__WHAT IS REQUIRED__: Take the entries below and print all of them exactly, please.

__GIVEN INFORMATION__:
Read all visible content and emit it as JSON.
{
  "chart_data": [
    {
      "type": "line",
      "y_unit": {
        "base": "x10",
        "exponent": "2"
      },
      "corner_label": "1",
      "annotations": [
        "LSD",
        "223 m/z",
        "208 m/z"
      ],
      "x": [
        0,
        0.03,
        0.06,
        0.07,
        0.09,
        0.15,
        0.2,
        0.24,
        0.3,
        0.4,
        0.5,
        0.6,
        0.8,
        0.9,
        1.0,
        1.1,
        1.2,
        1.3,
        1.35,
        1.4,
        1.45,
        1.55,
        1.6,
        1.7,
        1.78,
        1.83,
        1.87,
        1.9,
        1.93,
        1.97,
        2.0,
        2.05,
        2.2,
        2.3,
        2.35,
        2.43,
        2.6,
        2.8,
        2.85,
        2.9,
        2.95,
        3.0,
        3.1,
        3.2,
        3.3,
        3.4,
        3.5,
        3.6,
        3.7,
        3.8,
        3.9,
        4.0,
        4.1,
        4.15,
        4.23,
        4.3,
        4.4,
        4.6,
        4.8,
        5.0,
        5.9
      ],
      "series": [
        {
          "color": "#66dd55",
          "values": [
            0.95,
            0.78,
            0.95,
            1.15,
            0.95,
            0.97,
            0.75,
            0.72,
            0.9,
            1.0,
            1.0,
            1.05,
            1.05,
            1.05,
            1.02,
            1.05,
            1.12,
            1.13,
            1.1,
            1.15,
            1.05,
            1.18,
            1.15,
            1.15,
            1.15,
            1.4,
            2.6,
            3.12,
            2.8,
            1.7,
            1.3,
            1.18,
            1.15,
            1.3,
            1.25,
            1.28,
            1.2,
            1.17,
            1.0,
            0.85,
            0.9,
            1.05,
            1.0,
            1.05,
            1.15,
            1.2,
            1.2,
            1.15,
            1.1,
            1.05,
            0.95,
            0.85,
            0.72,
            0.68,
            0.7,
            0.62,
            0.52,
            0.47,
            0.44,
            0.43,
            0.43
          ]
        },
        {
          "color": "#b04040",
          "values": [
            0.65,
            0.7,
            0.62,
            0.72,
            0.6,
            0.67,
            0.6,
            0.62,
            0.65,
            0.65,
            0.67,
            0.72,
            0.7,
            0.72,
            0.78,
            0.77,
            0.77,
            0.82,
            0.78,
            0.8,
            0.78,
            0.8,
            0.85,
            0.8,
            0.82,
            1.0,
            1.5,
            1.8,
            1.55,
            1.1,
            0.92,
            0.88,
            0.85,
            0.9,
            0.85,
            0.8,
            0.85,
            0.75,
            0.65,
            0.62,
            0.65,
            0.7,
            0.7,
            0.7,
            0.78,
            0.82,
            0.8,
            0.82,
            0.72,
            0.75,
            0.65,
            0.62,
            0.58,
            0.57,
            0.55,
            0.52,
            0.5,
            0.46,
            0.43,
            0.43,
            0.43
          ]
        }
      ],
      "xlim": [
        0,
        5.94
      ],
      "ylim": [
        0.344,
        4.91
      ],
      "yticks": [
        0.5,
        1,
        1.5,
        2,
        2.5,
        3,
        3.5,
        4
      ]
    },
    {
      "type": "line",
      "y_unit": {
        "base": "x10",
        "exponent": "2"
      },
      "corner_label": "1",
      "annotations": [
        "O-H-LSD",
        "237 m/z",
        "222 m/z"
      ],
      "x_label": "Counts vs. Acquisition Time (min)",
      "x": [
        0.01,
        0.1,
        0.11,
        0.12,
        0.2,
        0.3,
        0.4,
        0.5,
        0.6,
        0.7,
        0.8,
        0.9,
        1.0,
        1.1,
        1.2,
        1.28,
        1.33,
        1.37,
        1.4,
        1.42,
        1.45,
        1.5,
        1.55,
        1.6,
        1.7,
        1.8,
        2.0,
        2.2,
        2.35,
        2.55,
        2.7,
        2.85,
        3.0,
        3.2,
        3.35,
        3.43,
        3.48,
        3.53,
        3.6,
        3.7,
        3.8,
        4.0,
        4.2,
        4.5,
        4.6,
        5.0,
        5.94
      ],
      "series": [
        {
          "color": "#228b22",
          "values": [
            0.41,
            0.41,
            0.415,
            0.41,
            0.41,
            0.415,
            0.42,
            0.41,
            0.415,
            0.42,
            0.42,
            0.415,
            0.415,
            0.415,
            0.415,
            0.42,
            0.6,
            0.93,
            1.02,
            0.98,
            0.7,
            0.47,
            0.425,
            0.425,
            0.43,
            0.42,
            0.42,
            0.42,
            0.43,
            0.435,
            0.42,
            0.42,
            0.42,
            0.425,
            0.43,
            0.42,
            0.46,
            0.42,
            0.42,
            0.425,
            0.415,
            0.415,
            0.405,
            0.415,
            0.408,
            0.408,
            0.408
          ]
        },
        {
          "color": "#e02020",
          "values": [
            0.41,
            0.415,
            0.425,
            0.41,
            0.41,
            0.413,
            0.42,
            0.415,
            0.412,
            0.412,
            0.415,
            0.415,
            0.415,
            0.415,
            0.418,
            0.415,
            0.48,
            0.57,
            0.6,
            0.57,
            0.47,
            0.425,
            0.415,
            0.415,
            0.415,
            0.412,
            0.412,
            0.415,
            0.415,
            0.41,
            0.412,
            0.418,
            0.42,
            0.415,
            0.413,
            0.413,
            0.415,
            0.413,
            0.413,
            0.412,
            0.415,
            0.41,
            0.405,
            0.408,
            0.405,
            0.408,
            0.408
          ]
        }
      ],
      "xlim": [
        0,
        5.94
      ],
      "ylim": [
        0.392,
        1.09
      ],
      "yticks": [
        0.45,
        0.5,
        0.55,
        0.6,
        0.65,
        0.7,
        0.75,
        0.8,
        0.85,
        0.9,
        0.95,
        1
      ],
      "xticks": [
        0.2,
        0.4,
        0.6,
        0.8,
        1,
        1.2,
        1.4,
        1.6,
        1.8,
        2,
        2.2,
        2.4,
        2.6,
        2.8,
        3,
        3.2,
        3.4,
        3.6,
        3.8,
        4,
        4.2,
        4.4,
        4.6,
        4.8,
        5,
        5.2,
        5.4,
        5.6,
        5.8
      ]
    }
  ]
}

__ANSWER TO THIS EXERCISE__:
Read all visible content and emit it as JSON.
{
  "chart_data": [
    {
      "type": "line",
      "y_unit": {
        "base": "x10",
        "exponent": "2"
      },
      "corner_label": "1",
      "annotations": [
        "LSD",
        "223 m/z",
        "208 m/z"
      ],
      "x": [
        0,
        0.03,
        0.06,
        0.07,
        0.09,
        0.15,
        0.2,
        0.24,
        0.3,
        0.4,
        0.5,
        0.6,
        0.8,
        0.9,
        1.0,
        1.1,
        1.2,
        1.3,
        1.35,
        1.4,
        1.45,
        1.55,
        1.6,
        1.7,
        1.78,
        1.83,
        1.87,
        1.9,
        1.93,
        1.97,
        2.0,
        2.05,
        2.2,
        2.3,
        2.35,
        2.43,
        2.6,
        2.8,
        2.85,
        2.9,
        2.95,
        3.0,
        3.1,
        3.2,
        3.3,
        3.4,
        3.5,
        3.6,
        3.7,
        3.8,
        3.9,
        4.0,
        4.1,
        4.15,
        4.23,
        4.3,
        4.4,
        4.6,
        4.8,
        5.0,
        5.9
      ],
      "series": [
        {
          "color": "#66dd55",
          "values": [
            0.95,
            0.78,
            0.95,
            1.15,
            0.95,
            0.97,
            0.75,
            0.72,
            0.9,
            1.0,
            1.0,
            1.05,
            1.05,
            1.05,
            1.02,
            1.05,
            1.12,
            1.13,
            1.1,
            1.15,
            1.05,
            1.18,
            1.15,
            1.15,
            1.15,
            1.4,
            2.6,
            3.12,
            2.8,
            1.7,
            1.3,
            1.18,
            1.15,
            1.3,
            1.25,
            1.28,
            1.2,
            1.17,
            1.0,
            0.85,
            0.9,
            1.05,
            1.0,
            1.05,
            1.15,
            1.2,
            1.2,
            1.15,
            1.1,
            1.05,
            0.95,
            0.85,
            0.72,
            0.68,
            0.7,
            0.62,
            0.52,
            0.47,
            0.44,
            0.43,
            0.43
          ]
        },
        {
          "color": "#b04040",
          "values": [
            0.65,
            0.7,
            0.62,
            0.72,
            0.6,
            0.67,
            0.6,
            0.62,
            0.65,
            0.65,
            0.67,
            0.72,
            0.7,
            0.72,
            0.78,
            0.77,
            0.77,
            0.82,
            0.78,
            0.8,
            0.78,
            0.8,
            0.85,
            0.8,
            0.82,
            1.0,
            1.5,
            1.8,
            1.55,
            1.1,
            0.92,
            0.88,
            0.85,
            0.9,
            0.85,
            0.8,
            0.85,
            0.75,
            0.65,
            0.62,
            0.65,
            0.7,
            0.7,
            0.7,
            0.78,
            0.82,
            0.8,
            0.82,
            0.72,
            0.75,
            0.65,
            0.62,
            0.58,
            0.57,
            0.55,
            0.52,
            0.5,
            0.46,
            0.43,
            0.43,
            0.43
          ]
        }
      ],
      "xlim": [
        0,
        5.94
      ],
      "ylim": [
        0.344,
        4.91
      ],
      "yticks": [
        0.5,
        1,
        1.5,
        2,
        2.5,
        3,
        3.5,
        4
      ]
    },
    {
      "type": "line",
      "y_unit": {
        "base": "x10",
        "exponent": "2"
      },
      "corner_label": "1",
      "annotations": [
        "O-H-LSD",
        "237 m/z",
        "222 m/z"
      ],
      "x_label": "Counts vs. Acquisition Time (min)",
      "x": [
        0.01,
        0.1,
        0.11,
        0.12,
        0.2,
        0.3,
        0.4,
        0.5,
        0.6,
        0.7,
        0.8,
        0.9,
        1.0,
        1.1,
        1.2,
        1.28,
        1.33,
        1.37,
        1.4,
        1.42,
        1.45,
        1.5,
        1.55,
        1.6,
        1.7,
        1.8,
        2.0,
        2.2,
        2.35,
        2.55,
        2.7,
        2.85,
        3.0,
        3.2,
        3.35,
        3.43,
        3.48,
        3.53,
        3.6,
        3.7,
        3.8,
        4.0,
        4.2,
        4.5,
        4.6,
        5.0,
        5.94
      ],
      "series": [
        {
          "color": "#228b22",
          "values": [
            0.41,
            0.41,
            0.415,
            0.41,
            0.41,
            0.415,
            0.42,
            0.41,
            0.415,
            0.42,
            0.42,
            0.415,
            0.415,
            0.415,
            0.415,
            0.42,
            0.6,
            0.93,
            1.02,
            0.98,
            0.7,
            0.47,
            0.425,
            0.425,
            0.43,
            0.42,
            0.42,
            0.42,
            0.43,
            0.435,
            0.42,
            0.42,
            0.42,
            0.425,
            0.43,
            0.42,
            0.46,
            0.42,
            0.42,
            0.425,
            0.415,
            0.415,
            0.405,
            0.415,
            0.408,
            0.408,
            0.408
          ]
        },
        {
          "color": "#e02020",
          "values": [
            0.41,
            0.415,
            0.425,
            0.41,
            0.41,
            0.413,
            0.42,
            0.415,
            0.412,
            0.412,
            0.415,
            0.415,
            0.415,
            0.415,
            0.418,
            0.415,
            0.48,
            0.57,
            0.6,
            0.57,
            0.47,
            0.425,
            0.415,
            0.415,
            0.415,
            0.412,
            0.412,
            0.415,
            0.415,
            0.41,
            0.412,
            0.418,
            0.42,
            0.415,
            0.413,
            0.413,
            0.415,
            0.413,
            0.413,
            0.412,
            0.415,
            0.41,
            0.405,
            0.408,
            0.405,
            0.408,
            0.408
          ]
        }
      ],
      "xlim": [
        0,
        5.94
      ],
      "ylim": [
        0.392,
        1.09
      ],
      "yticks": [
        0.45,
        0.5,
        0.55,
        0.6,
        0.65,
        0.7,
        0.75,
        0.8,
        0.85,
        0.9,
        0.95,
        1
      ],
      "xticks": [
        0.2,
        0.4,
        0.6,
        0.8,
        1,
        1.2,
        1.4,
        1.6,
        1.8,
        2,
        2.2,
        2.4,
        2.6,
        2.8,
        3,
        3.2,
        3.4,
        3.6,
        3.8,
        4,
        4.2,
        4.4,
        4.6,
        4.8,
        5,
        5.2,
        5.4,
        5.6,
        5.8
      ]
    }
  ]
}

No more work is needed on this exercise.